Extract the listing below in full, unchanged.

| EXERCISE DATA |
________
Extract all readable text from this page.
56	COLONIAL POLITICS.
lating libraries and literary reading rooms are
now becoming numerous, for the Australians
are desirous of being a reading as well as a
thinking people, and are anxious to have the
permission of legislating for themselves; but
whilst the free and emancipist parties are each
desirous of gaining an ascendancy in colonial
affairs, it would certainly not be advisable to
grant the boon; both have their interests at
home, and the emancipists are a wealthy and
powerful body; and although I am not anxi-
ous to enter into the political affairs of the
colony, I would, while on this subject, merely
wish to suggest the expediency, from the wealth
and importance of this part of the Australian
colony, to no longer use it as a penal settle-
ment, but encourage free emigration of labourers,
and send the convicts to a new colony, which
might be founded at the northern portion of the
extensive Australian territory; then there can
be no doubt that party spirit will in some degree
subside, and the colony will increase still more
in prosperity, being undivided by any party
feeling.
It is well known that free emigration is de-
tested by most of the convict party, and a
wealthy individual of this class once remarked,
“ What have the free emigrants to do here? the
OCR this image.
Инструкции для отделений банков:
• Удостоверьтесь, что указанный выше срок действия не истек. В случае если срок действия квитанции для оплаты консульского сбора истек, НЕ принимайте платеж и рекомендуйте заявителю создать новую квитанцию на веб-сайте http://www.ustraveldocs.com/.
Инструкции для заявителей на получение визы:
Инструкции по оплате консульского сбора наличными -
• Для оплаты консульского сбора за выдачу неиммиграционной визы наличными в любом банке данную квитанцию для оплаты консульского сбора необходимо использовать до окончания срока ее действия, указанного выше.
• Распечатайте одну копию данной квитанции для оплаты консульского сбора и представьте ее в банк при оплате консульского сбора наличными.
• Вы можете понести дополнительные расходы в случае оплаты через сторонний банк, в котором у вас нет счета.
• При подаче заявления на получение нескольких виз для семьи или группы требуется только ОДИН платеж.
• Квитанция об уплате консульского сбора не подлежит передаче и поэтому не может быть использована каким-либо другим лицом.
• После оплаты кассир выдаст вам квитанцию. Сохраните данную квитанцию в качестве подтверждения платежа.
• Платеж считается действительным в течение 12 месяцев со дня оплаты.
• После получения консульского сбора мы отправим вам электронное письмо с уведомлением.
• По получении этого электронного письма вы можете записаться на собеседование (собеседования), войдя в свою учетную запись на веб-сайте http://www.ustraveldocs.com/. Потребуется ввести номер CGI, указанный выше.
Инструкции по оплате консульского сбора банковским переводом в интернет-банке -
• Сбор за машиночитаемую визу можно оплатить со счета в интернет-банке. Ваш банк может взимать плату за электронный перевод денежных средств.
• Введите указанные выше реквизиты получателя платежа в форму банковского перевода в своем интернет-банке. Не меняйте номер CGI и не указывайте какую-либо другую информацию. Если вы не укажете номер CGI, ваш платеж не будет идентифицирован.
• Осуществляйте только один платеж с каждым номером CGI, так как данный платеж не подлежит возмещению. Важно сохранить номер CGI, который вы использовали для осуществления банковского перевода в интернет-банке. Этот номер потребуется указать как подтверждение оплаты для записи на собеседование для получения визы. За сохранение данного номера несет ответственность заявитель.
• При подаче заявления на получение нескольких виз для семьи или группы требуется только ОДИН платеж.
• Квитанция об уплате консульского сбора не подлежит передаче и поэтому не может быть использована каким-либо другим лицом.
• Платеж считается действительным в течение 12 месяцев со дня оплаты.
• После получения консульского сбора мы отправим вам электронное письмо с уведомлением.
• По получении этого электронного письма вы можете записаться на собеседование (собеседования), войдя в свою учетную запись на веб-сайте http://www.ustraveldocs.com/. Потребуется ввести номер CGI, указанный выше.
________
| FINAL ANSWER |
Extract all readable text from this page.
56	COLONIAL POLITICS.
lating libraries and literary reading rooms are
now becoming numerous, for the Australians
are desirous of being a reading as well as a
thinking people, and are anxious to have the
permission of legislating for themselves; but
whilst the free and emancipist parties are each
desirous of gaining an ascendancy in colonial
affairs, it would certainly not be advisable to
grant the boon; both have their interests at
home, and the emancipists are a wealthy and
powerful body; and although I am not anxi-
ous to enter into the political affairs of the
colony, I would, while on this subject, merely
wish to suggest the expediency, from the wealth
and importance of this part of the Australian
colony, to no longer use it as a penal settle-
ment, but encourage free emigration of labourers,
and send the convicts to a new colony, which
might be founded at the northern portion of the
extensive Australian territory; then there can
be no doubt that party spirit will in some degree
subside, and the colony will increase still more
in prosperity, being undivided by any party
feeling.
It is well known that free emigration is de-
tested by most of the convict party, and a
wealthy individual of this class once remarked,
“ What have the free emigrants to do here? the
OCR this image.
Инструкции для отделений банков:
• Удостоверьтесь, что указанный выше срок действия не истек. В случае если срок действия квитанции для оплаты консульского сбора истек, НЕ принимайте платеж и рекомендуйте заявителю создать новую квитанцию на веб-сайте http://www.ustraveldocs.com/.
Инструкции для заявителей на получение визы:
Инструкции по оплате консульского сбора наличными -
• Для оплаты консульского сбора за выдачу неиммиграционной визы наличными в любом банке данную квитанцию для оплаты консульского сбора необходимо использовать до окончания срока ее действия, указанного выше.
• Распечатайте одну копию данной квитанции для оплаты консульского сбора и представьте ее в банк при оплате консульского сбора наличными.
• Вы можете понести дополнительные расходы в случае оплаты через сторонний банк, в котором у вас нет счета.
• При подаче заявления на получение нескольких виз для семьи или группы требуется только ОДИН платеж.
• Квитанция об уплате консульского сбора не подлежит передаче и поэтому не может быть использована каким-либо другим лицом.
• После оплаты кассир выдаст вам квитанцию. Сохраните данную квитанцию в качестве подтверждения платежа.
• Платеж считается действительным в течение 12 месяцев со дня оплаты.
• После получения консульского сбора мы отправим вам электронное письмо с уведомлением.
• По получении этого электронного письма вы можете записаться на собеседование (собеседования), войдя в свою учетную запись на веб-сайте http://www.ustraveldocs.com/. Потребуется ввести номер CGI, указанный выше.
Инструкции по оплате консульского сбора банковским переводом в интернет-банке -
• Сбор за машиночитаемую визу можно оплатить со счета в интернет-банке. Ваш банк может взимать плату за электронный перевод денежных средств.
• Введите указанные выше реквизиты получателя платежа в форму банковского перевода в своем интернет-банке. Не меняйте номер CGI и не указывайте какую-либо другую информацию. Если вы не укажете номер CGI, ваш платеж не будет идентифицирован.
• Осуществляйте только один платеж с каждым номером CGI, так как данный платеж не подлежит возмещению. Важно сохранить номер CGI, который вы использовали для осуществления банковского перевода в интернет-банке. Этот номер потребуется указать как подтверждение оплаты для записи на собеседование для получения визы. За сохранение данного номера несет ответственность заявитель.
• При подаче заявления на получение нескольких виз для семьи или группы требуется только ОДИН платеж.
• Квитанция об уплате консульского сбора не подлежит передаче и поэтому не может быть использована каким-либо другим лицом.
• Платеж считается действительным в течение 12 месяцев со дня оплаты.
• После получения консульского сбора мы отправим вам электронное письмо с уведомлением.
• По получении этого электронного письма вы можете записаться на собеседование (собеседования), войдя в свою учетную запись на веб-сайте http://www.ustraveldocs.com/. Потребуется ввести номер CGI, указанный выше.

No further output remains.